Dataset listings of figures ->
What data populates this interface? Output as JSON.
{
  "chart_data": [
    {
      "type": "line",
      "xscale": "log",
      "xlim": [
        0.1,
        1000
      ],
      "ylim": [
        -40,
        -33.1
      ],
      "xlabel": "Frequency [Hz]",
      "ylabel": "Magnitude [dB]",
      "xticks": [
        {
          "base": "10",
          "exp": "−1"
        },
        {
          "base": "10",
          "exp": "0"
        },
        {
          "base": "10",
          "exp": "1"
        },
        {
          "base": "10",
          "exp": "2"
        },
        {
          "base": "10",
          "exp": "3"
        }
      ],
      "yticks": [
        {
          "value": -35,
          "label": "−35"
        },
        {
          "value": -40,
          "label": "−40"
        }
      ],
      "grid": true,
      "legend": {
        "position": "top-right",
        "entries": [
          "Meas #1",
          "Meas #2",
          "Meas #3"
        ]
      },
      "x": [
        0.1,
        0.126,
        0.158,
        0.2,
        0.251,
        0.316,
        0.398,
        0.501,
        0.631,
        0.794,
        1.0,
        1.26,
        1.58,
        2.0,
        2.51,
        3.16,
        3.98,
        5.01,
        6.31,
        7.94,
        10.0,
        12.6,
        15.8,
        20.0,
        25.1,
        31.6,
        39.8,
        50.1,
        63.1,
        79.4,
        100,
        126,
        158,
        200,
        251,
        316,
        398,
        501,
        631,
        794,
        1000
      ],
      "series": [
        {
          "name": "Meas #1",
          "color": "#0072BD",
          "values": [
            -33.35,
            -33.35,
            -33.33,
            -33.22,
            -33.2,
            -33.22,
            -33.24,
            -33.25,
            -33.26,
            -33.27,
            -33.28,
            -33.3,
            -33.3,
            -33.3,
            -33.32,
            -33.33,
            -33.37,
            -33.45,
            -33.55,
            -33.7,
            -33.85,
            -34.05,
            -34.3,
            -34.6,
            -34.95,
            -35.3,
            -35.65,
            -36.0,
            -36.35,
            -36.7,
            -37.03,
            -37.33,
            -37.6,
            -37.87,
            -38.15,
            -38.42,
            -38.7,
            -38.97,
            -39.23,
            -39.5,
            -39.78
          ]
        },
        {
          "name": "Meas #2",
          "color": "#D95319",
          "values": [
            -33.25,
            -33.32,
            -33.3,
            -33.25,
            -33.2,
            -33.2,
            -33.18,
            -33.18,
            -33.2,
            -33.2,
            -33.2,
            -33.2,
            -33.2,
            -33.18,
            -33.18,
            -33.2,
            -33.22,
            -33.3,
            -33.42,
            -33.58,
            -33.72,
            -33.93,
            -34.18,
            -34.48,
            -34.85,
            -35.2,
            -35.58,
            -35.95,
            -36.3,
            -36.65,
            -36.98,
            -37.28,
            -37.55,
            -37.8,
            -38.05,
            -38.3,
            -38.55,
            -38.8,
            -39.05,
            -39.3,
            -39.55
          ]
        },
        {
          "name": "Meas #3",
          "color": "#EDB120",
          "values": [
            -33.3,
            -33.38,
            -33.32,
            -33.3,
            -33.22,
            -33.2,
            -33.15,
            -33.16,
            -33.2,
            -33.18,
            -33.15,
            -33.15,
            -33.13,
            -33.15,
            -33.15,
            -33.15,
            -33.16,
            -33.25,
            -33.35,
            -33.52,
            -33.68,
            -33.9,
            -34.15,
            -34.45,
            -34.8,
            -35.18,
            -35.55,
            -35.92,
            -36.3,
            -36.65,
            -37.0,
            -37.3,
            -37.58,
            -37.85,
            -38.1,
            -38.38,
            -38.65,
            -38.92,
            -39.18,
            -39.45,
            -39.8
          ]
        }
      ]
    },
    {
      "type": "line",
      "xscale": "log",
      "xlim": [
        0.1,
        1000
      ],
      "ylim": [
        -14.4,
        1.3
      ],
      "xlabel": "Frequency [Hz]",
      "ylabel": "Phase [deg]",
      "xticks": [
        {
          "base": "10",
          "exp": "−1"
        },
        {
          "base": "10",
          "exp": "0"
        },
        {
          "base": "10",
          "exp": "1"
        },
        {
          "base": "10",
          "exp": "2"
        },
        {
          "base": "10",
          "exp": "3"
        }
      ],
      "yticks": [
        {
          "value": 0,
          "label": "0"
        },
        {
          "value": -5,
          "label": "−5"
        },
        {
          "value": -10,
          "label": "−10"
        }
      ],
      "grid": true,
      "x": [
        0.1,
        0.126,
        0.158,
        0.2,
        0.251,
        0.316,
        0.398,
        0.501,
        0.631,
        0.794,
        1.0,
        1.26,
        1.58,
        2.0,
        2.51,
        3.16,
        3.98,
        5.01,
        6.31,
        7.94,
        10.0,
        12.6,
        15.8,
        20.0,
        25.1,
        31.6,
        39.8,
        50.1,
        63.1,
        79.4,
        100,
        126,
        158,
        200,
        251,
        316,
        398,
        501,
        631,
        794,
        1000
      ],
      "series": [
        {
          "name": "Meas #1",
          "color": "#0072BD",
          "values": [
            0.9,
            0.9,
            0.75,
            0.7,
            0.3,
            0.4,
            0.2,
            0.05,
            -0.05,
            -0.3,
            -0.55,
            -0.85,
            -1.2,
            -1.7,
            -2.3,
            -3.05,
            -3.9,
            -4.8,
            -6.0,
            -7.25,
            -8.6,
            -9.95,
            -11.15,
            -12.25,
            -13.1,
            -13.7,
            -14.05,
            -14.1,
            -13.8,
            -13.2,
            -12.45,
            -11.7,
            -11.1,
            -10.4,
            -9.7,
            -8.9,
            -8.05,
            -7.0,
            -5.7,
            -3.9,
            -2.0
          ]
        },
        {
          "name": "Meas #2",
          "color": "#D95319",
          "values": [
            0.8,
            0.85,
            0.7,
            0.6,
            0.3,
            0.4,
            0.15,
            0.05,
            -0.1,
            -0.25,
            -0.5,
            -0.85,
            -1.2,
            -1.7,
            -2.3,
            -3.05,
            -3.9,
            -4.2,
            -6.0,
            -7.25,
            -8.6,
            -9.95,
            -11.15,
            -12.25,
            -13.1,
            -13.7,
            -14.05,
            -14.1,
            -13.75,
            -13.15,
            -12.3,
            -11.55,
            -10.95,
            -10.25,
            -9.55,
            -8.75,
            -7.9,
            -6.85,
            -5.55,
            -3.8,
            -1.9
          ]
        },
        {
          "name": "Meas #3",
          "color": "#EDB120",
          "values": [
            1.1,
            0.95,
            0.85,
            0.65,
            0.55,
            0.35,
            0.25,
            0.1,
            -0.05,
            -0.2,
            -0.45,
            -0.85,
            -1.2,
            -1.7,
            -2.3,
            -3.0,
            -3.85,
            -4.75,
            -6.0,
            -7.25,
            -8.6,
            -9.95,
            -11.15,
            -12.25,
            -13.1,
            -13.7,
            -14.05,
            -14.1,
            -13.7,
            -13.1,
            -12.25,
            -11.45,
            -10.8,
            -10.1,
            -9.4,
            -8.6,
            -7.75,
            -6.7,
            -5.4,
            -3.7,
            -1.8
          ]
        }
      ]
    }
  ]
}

Do this ->
Every record above should be output exactly.

Answer to this exercise ->
What data populates this interface? Output as JSON.
{
  "chart_data": [
    {
      "type": "line",
      "xscale": "log",
      "xlim": [
        0.1,
        1000
      ],
      "ylim": [
        -40,
        -33.1
      ],
      "xlabel": "Frequency [Hz]",
      "ylabel": "Magnitude [dB]",
      "xticks": [
        {
          "base": "10",
          "exp": "−1"
        },
        {
          "base": "10",
          "exp": "0"
        },
        {
          "base": "10",
          "exp": "1"
        },
        {
          "base": "10",
          "exp": "2"
        },
        {
          "base": "10",
          "exp": "3"
        }
      ],
      "yticks": [
        {
          "value": -35,
          "label": "−35"
        },
        {
          "value": -40,
          "label": "−40"
        }
      ],
      "grid": true,
      "legend": {
        "position": "top-right",
        "entries": [
          "Meas #1",
          "Meas #2",
          "Meas #3"
        ]
      },
      "x": [
        0.1,
        0.126,
        0.158,
        0.2,
        0.251,
        0.316,
        0.398,
        0.501,
        0.631,
        0.794,
        1.0,
        1.26,
        1.58,
        2.0,
        2.51,
        3.16,
        3.98,
        5.01,
        6.31,
        7.94,
        10.0,
        12.6,
        15.8,
        20.0,
        25.1,
        31.6,
        39.8,
        50.1,
        63.1,
        79.4,
        100,
        126,
        158,
        200,
        251,
        316,
        398,
        501,
        631,
        794,
        1000
      ],
      "series": [
        {
          "name": "Meas #1",
          "color": "#0072BD",
          "values": [
            -33.35,
            -33.35,
            -33.33,
            -33.22,
            -33.2,
            -33.22,
            -33.24,
            -33.25,
            -33.26,
            -33.27,
            -33.28,
            -33.3,
            -33.3,
            -33.3,
            -33.32,
            -33.33,
            -33.37,
            -33.45,
            -33.55,
            -33.7,
            -33.85,
            -34.05,
            -34.3,
            -34.6,
            -34.95,
            -35.3,
            -35.65,
            -36.0,
            -36.35,
            -36.7,
            -37.03,
            -37.33,
            -37.6,
            -37.87,
            -38.15,
            -38.42,
            -38.7,
            -38.97,
            -39.23,
            -39.5,
            -39.78
          ]
        },
        {
          "name": "Meas #2",
          "color": "#D95319",
          "values": [
            -33.25,
            -33.32,
            -33.3,
            -33.25,
            -33.2,
            -33.2,
            -33.18,
            -33.18,
            -33.2,
            -33.2,
            -33.2,
            -33.2,
            -33.2,
            -33.18,
            -33.18,
            -33.2,
            -33.22,
            -33.3,
            -33.42,
            -33.58,
            -33.72,
            -33.93,
            -34.18,
            -34.48,
            -34.85,
            -35.2,
            -35.58,
            -35.95,
            -36.3,
            -36.65,
            -36.98,
            -37.28,
            -37.55,
            -37.8,
            -38.05,
            -38.3,
            -38.55,
            -38.8,
            -39.05,
            -39.3,
            -39.55
          ]
        },
        {
          "name": "Meas #3",
          "color": "#EDB120",
          "values": [
            -33.3,
            -33.38,
            -33.32,
            -33.3,
            -33.22,
            -33.2,
            -33.15,
            -33.16,
            -33.2,
            -33.18,
            -33.15,
            -33.15,
            -33.13,
            -33.15,
            -33.15,
            -33.15,
            -33.16,
            -33.25,
            -33.35,
            -33.52,
            -33.68,
            -33.9,
            -34.15,
            -34.45,
            -34.8,
            -35.18,
            -35.55,
            -35.92,
            -36.3,
            -36.65,
            -37.0,
            -37.3,
            -37.58,
            -37.85,
            -38.1,
            -38.38,
            -38.65,
            -38.92,
            -39.18,
            -39.45,
            -39.8
          ]
        }
      ]
    },
    {
      "type": "line",
      "xscale": "log",
      "xlim": [
        0.1,
        1000
      ],
      "ylim": [
        -14.4,
        1.3
      ],
      "xlabel": "Frequency [Hz]",
      "ylabel": "Phase [deg]",
      "xticks": [
        {
          "base": "10",
          "exp": "−1"
        },
        {
          "base": "10",
          "exp": "0"
        },
        {
          "base": "10",
          "exp": "1"
        },
        {
          "base": "10",
          "exp": "2"
        },
        {
          "base": "10",
          "exp": "3"
        }
      ],
      "yticks": [
        {
          "value": 0,
          "label": "0"
        },
        {
          "value": -5,
          "label": "−5"
        },
        {
          "value": -10,
          "label": "−10"
        }
      ],
      "grid": true,
      "x": [
        0.1,
        0.126,
        0.158,
        0.2,
        0.251,
        0.316,
        0.398,
        0.501,
        0.631,
        0.794,
        1.0,
        1.26,
        1.58,
        2.0,
        2.51,
        3.16,
        3.98,
        5.01,
        6.31,
        7.94,
        10.0,
        12.6,
        15.8,
        20.0,
        25.1,
        31.6,
        39.8,
        50.1,
        63.1,
        79.4,
        100,
        126,
        158,
        200,
        251,
        316,
        398,
        501,
        631,
        794,
        1000
      ],
      "series": [
        {
          "name": "Meas #1",
          "color": "#0072BD",
          "values": [
            0.9,
            0.9,
            0.75,
            0.7,
            0.3,
            0.4,
            0.2,
            0.05,
            -0.05,
            -0.3,
            -0.55,
            -0.85,
            -1.2,
            -1.7,
            -2.3,
            -3.05,
            -3.9,
            -4.8,
            -6.0,
            -7.25,
            -8.6,
            -9.95,
            -11.15,
            -12.25,
            -13.1,
            -13.7,
            -14.05,
            -14.1,
            -13.8,
            -13.2,
            -12.45,
            -11.7,
            -11.1,
            -10.4,
            -9.7,
            -8.9,
            -8.05,
            -7.0,
            -5.7,
            -3.9,
            -2.0
          ]
        },
        {
          "name": "Meas #2",
          "color": "#D95319",
          "values": [
            0.8,
            0.85,
            0.7,
            0.6,
            0.3,
            0.4,
            0.15,
            0.05,
            -0.1,
            -0.25,
            -0.5,
            -0.85,
            -1.2,
            -1.7,
            -2.3,
            -3.05,
            -3.9,
            -4.2,
            -6.0,
            -7.25,
            -8.6,
            -9.95,
            -11.15,
            -12.25,
            -13.1,
            -13.7,
            -14.05,
            -14.1,
            -13.75,
            -13.15,
            -12.3,
            -11.55,
            -10.95,
            -10.25,
            -9.55,
            -8.75,
            -7.9,
            -6.85,
            -5.55,
            -3.8,
            -1.9
          ]
        },
        {
          "name": "Meas #3",
          "color": "#EDB120",
          "values": [
            1.1,
            0.95,
            0.85,
            0.65,
            0.55,
            0.35,
            0.25,
            0.1,
            -0.05,
            -0.2,
            -0.45,
            -0.85,
            -1.2,
            -1.7,
            -2.3,
            -3.0,
            -3.85,
            -4.75,
            -6.0,
            -7.25,
            -8.6,
            -9.95,
            -11.15,
            -12.25,
            -13.1,
            -13.7,
            -14.05,
            -14.1,
            -13.7,
            -13.1,
            -12.25,
            -11.45,
            -10.8,
            -10.1,
            -9.4,
            -8.6,
            -7.75,
            -6.7,
            -5.4,
            -3.7,
            -1.8
          ]
        }
      ]
    }
  ]
}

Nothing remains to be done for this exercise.